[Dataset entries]
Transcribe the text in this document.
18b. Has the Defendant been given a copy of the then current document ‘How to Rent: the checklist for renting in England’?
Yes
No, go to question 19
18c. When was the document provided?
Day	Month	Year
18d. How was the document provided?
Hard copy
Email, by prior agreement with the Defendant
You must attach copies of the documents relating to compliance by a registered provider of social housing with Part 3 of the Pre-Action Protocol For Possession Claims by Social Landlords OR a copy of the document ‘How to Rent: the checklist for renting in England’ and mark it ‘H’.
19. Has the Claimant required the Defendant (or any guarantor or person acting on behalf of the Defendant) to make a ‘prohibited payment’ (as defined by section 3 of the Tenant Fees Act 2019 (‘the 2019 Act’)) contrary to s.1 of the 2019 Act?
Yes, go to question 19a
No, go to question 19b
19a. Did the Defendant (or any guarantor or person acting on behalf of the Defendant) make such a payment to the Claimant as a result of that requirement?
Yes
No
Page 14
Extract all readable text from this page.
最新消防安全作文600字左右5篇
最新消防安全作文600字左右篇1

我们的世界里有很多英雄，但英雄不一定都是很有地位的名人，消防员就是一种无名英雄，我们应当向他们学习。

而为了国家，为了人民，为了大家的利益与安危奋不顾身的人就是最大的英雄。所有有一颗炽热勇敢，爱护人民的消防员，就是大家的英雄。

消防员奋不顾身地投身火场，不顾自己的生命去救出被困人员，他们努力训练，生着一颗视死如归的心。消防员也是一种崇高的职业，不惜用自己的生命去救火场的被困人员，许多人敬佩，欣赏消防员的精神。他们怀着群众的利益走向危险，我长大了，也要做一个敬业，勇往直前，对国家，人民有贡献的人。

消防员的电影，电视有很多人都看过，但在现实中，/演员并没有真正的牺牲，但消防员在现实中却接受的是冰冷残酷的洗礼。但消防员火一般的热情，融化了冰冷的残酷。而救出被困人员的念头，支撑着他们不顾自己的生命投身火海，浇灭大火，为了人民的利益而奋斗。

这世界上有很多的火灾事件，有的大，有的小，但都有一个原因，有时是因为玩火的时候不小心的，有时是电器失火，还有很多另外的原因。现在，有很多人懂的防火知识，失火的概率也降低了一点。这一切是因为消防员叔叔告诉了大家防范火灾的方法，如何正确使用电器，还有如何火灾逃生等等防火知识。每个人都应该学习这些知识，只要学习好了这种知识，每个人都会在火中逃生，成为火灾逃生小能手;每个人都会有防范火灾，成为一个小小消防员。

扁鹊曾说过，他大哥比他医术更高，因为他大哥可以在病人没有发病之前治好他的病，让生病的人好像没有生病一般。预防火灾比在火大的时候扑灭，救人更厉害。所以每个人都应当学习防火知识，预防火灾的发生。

Short problem: Pull out every line containing "text".

Solved problem:
Transcribe the text in this document.
Extract all readable text from this page.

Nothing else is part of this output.